_GOAL OF THE EXERCISE_
Give only the number of lines in the records that include the string "Execution".

Records contained in a dataset

+--

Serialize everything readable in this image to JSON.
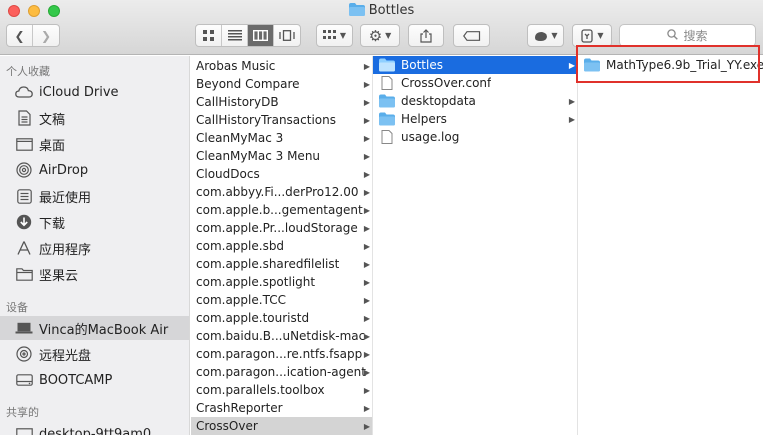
{
  "window": {
    "title": "Bottles"
  },
  "toolbar": {
    "back_icon": "chevron-left-icon",
    "forward_icon": "chevron-right-icon",
    "view_icons": [
      "icon-view-icon",
      "list-view-icon",
      "column-view-icon",
      "cover-flow-icon"
    ],
    "search_placeholder": "搜索"
  },
  "sidebar": {
    "favorites_heading": "个人收藏",
    "favorites": [
      {
        "label": "iCloud Drive",
        "icon": "cloud-icon"
      },
      {
        "label": "文稿",
        "icon": "document-icon"
      },
      {
        "label": "桌面",
        "icon": "desktop-icon"
      },
      {
        "label": "AirDrop",
        "icon": "airdrop-icon"
      },
      {
        "label": "最近使用",
        "icon": "recents-icon"
      },
      {
        "label": "下载",
        "icon": "download-icon"
      },
      {
        "label": "应用程序",
        "icon": "applications-icon"
      },
      {
        "label": "坚果云",
        "icon": "folder-icon"
      }
    ],
    "devices_heading": "设备",
    "devices": [
      {
        "label": "Vinca的MacBook Air",
        "icon": "laptop-icon"
      },
      {
        "label": "远程光盘",
        "icon": "disc-icon"
      },
      {
        "label": "BOOTCAMP",
        "icon": "drive-icon"
      }
    ],
    "shared_heading": "共享的",
    "shared": [
      {
        "label": "desktop-9tt9am0",
        "icon": "network-icon"
      }
    ]
  },
  "column1": {
    "items": [
      "Arobas Music",
      "Beyond Compare",
      "CallHistoryDB",
      "CallHistoryTransactions",
      "CleanMyMac 3",
      "CleanMyMac 3 Menu",
      "CloudDocs",
      "com.abbyy.Fi...derPro12.00",
      "com.apple.b...gementagent",
      "com.apple.Pr...loudStorage",
      "com.apple.sbd",
      "com.apple.sharedfilelist",
      "com.apple.spotlight",
      "com.apple.TCC",
      "com.apple.touristd",
      "com.baidu.B...uNetdisk-mac",
      "com.paragon...re.ntfs.fsapp",
      "com.paragon...ication-agent",
      "com.parallels.toolbox",
      "CrashReporter",
      "CrossOver"
    ],
    "selected": "CrossOver"
  },
  "column2": {
    "items": [
      {
        "label": "Bottles",
        "type": "folder",
        "has_children": true
      },
      {
        "label": "CrossOver.conf",
        "type": "file",
        "has_children": false
      },
      {
        "label": "desktopdata",
        "type": "folder",
        "has_children": true
      },
      {
        "label": "Helpers",
        "type": "folder",
        "has_children": true
      },
      {
        "label": "usage.log",
        "type": "file",
        "has_children": false
      }
    ],
    "selected": "Bottles"
  },
  "column3": {
    "items": [
      {
        "label": "MathType6.9b_Trial_YY.exe",
        "type": "folder",
        "has_children": false
      }
    ]
  },
  "colors": {
    "selection_blue": "#1a6ce0",
    "highlight_box": "#e0312b",
    "folder_blue": "#5aaeea"
  }
}
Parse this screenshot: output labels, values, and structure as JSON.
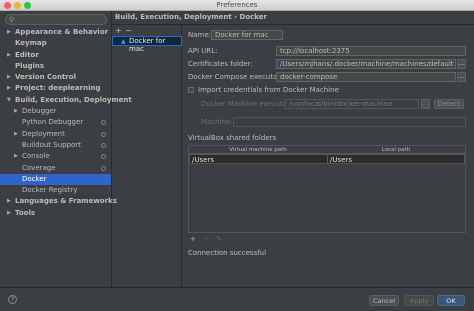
{
  "window": {
    "title": "Preferences"
  },
  "search": {
    "icon": "search-icon",
    "value": ""
  },
  "tree": [
    {
      "label": "Appearance & Behavior",
      "bold": true,
      "arrow": "right",
      "indent": 0
    },
    {
      "label": "Keymap",
      "bold": true,
      "arrow": "",
      "indent": 0
    },
    {
      "label": "Editor",
      "bold": true,
      "arrow": "right",
      "indent": 0
    },
    {
      "label": "Plugins",
      "bold": true,
      "arrow": "",
      "indent": 0
    },
    {
      "label": "Version Control",
      "bold": true,
      "arrow": "right",
      "indent": 0
    },
    {
      "label": "Project: deeplearning",
      "bold": true,
      "arrow": "right",
      "indent": 0
    },
    {
      "label": "Build, Execution, Deployment",
      "bold": true,
      "arrow": "down",
      "indent": 0
    },
    {
      "label": "Debugger",
      "bold": false,
      "arrow": "right",
      "indent": 1
    },
    {
      "label": "Python Debugger",
      "bold": false,
      "arrow": "",
      "indent": 1,
      "gear": true
    },
    {
      "label": "Deployment",
      "bold": false,
      "arrow": "right",
      "indent": 1,
      "gear": true
    },
    {
      "label": "Buildout Support",
      "bold": false,
      "arrow": "",
      "indent": 1,
      "gear": true
    },
    {
      "label": "Console",
      "bold": false,
      "arrow": "right",
      "indent": 1,
      "gear": true
    },
    {
      "label": "Coverage",
      "bold": false,
      "arrow": "",
      "indent": 1,
      "gear": true
    },
    {
      "label": "Docker",
      "bold": false,
      "arrow": "",
      "indent": 1,
      "selected": true
    },
    {
      "label": "Docker Registry",
      "bold": false,
      "arrow": "",
      "indent": 1
    },
    {
      "label": "Languages & Frameworks",
      "bold": true,
      "arrow": "right",
      "indent": 0
    },
    {
      "label": "Tools",
      "bold": true,
      "arrow": "right",
      "indent": 0
    }
  ],
  "breadcrumb": "Build, Execution, Deployment › Docker",
  "list": {
    "add": "+",
    "remove": "−",
    "item": "Docker for mac"
  },
  "form": {
    "name_label": "Name:",
    "name_value": "Docker for mac",
    "api_label": "API URL:",
    "api_value": "tcp://localhost:2375",
    "certs_label": "Certificates folder:",
    "certs_value": "/Users/mjhans/.docker/machine/machines/default",
    "compose_label": "Docker Compose executable:",
    "compose_value": "docker-compose",
    "import_label": "Import credentials from Docker Machine",
    "machine_exec_label": "Docker Machine executable:",
    "machine_exec_value": "/usr/local/bin/docker-machine",
    "detect_label": "Detect",
    "machine_label": "Machine:",
    "machine_value": ""
  },
  "shared": {
    "title": "VirtualBox shared folders",
    "col_vm": "Virtual machine path",
    "col_local": "Local path",
    "rows": [
      {
        "vm": "/Users",
        "local": "/Users"
      }
    ]
  },
  "table_tools": {
    "add": "+",
    "remove": "−",
    "edit": "✎"
  },
  "status": "Connection successful",
  "buttons": {
    "help": "?",
    "cancel": "Cancel",
    "apply": "Apply",
    "ok": "OK"
  },
  "colors": {
    "selection": "#2f65ca",
    "ok_button": "#365880",
    "background": "#3c3f41"
  }
}
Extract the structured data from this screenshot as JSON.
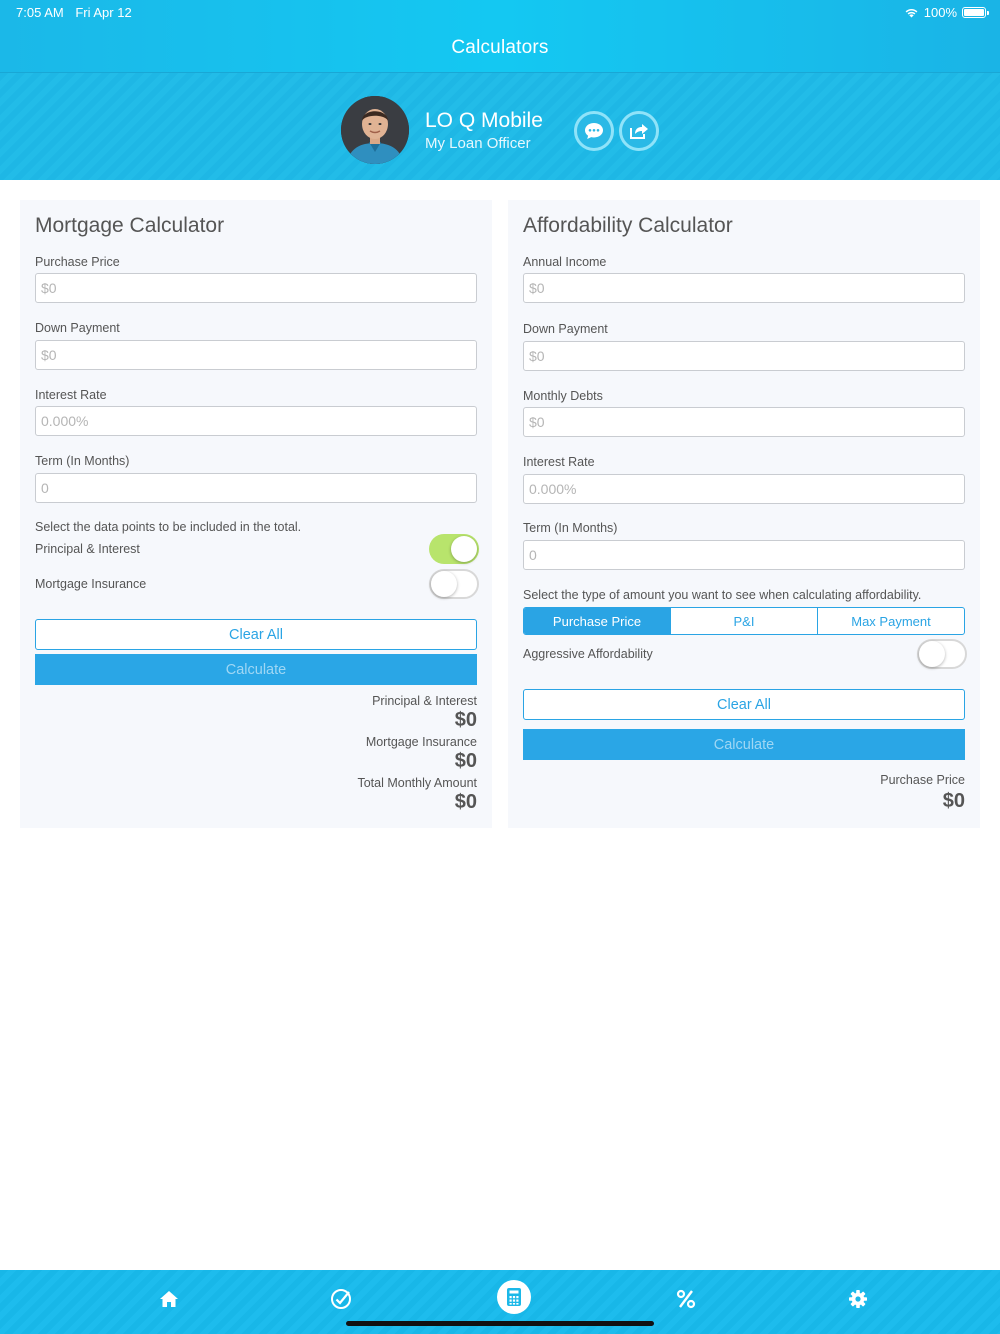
{
  "status_bar": {
    "time": "7:05 AM",
    "date": "Fri Apr 12",
    "battery": "100%"
  },
  "nav": {
    "title": "Calculators"
  },
  "profile": {
    "name": "LO Q Mobile",
    "role": "My Loan Officer"
  },
  "mortgage": {
    "title": "Mortgage Calculator",
    "purchase_price": {
      "label": "Purchase Price",
      "placeholder": "$0"
    },
    "down_payment": {
      "label": "Down Payment",
      "placeholder": "$0"
    },
    "interest_rate": {
      "label": "Interest Rate",
      "placeholder": "0.000%"
    },
    "term": {
      "label": "Term (In Months)",
      "placeholder": "0"
    },
    "select_text": "Select the data points to be included in the total.",
    "toggle_pi": {
      "label": "Principal & Interest",
      "on": true
    },
    "toggle_mi": {
      "label": "Mortgage Insurance",
      "on": false
    },
    "clear_label": "Clear All",
    "calculate_label": "Calculate",
    "results": [
      {
        "label": "Principal & Interest",
        "value": "$0"
      },
      {
        "label": "Mortgage Insurance",
        "value": "$0"
      },
      {
        "label": "Total Monthly Amount",
        "value": "$0"
      }
    ]
  },
  "affordability": {
    "title": "Affordability Calculator",
    "annual_income": {
      "label": "Annual Income",
      "placeholder": "$0"
    },
    "down_payment": {
      "label": "Down Payment",
      "placeholder": "$0"
    },
    "monthly_debts": {
      "label": "Monthly Debts",
      "placeholder": "$0"
    },
    "interest_rate": {
      "label": "Interest Rate",
      "placeholder": "0.000%"
    },
    "term": {
      "label": "Term (In Months)",
      "placeholder": "0"
    },
    "select_text": "Select the type of amount you want to see when calculating affordability.",
    "segments": [
      "Purchase Price",
      "P&I",
      "Max Payment"
    ],
    "selected_segment": "Purchase Price",
    "aggressive": {
      "label": "Aggressive Affordability",
      "on": false
    },
    "clear_label": "Clear All",
    "calculate_label": "Calculate",
    "result": {
      "label": "Purchase Price",
      "value": "$0"
    }
  },
  "tabs": [
    {
      "icon": "home-icon"
    },
    {
      "icon": "checkmark-icon"
    },
    {
      "icon": "calculator-icon",
      "active": true
    },
    {
      "icon": "percent-icon"
    },
    {
      "icon": "gear-icon"
    }
  ],
  "colors": {
    "brand": "#1bb8e8",
    "accent": "#2aa4e4",
    "toggle_on": "#b8e46c"
  }
}
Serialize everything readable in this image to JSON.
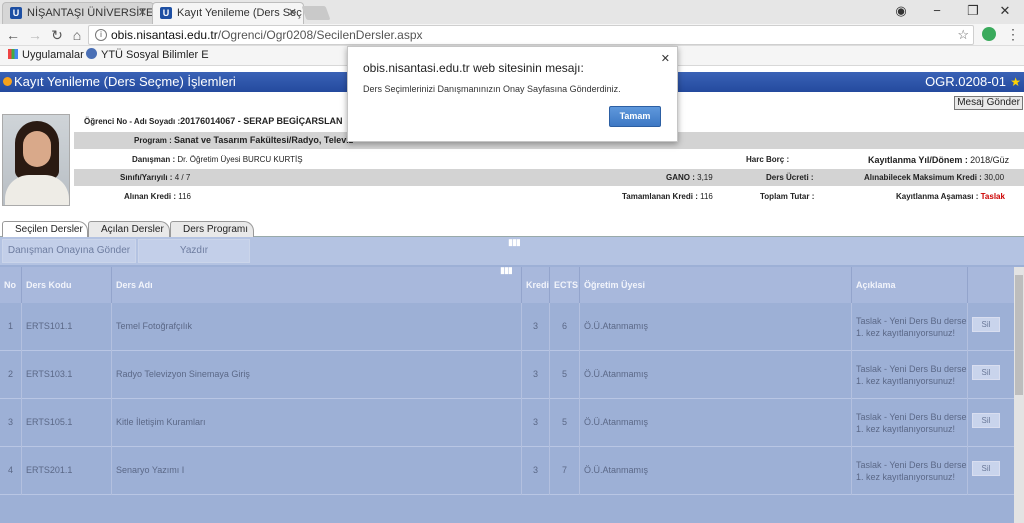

+--

_EXERCISE SOLUTION_
2